## Start

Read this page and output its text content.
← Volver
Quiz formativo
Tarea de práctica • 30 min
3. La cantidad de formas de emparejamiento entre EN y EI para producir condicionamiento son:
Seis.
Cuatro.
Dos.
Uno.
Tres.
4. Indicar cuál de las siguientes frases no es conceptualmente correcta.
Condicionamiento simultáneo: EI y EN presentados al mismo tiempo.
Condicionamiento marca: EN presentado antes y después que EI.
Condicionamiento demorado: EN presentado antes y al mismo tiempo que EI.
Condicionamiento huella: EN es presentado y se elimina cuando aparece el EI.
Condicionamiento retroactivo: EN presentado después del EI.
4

## End

**What the exercise asks:**
Exactly as written, please output every entry.

**Task response:**
Read this page and output its text content.
← Volver
Quiz formativo
Tarea de práctica • 30 min
3. La cantidad de formas de emparejamiento entre EN y EI para producir condicionamiento son:
Seis.
Cuatro.
Dos.
Uno.
Tres.
4. Indicar cuál de las siguientes frases no es conceptualmente correcta.
Condicionamiento simultáneo: EI y EN presentados al mismo tiempo.
Condicionamiento marca: EN presentado antes y después que EI.
Condicionamiento demorado: EN presentado antes y al mismo tiempo que EI.
Condicionamiento huella: EN es presentado y se elimina cuando aparece el EI.
Condicionamiento retroactivo: EN presentado después del EI.
4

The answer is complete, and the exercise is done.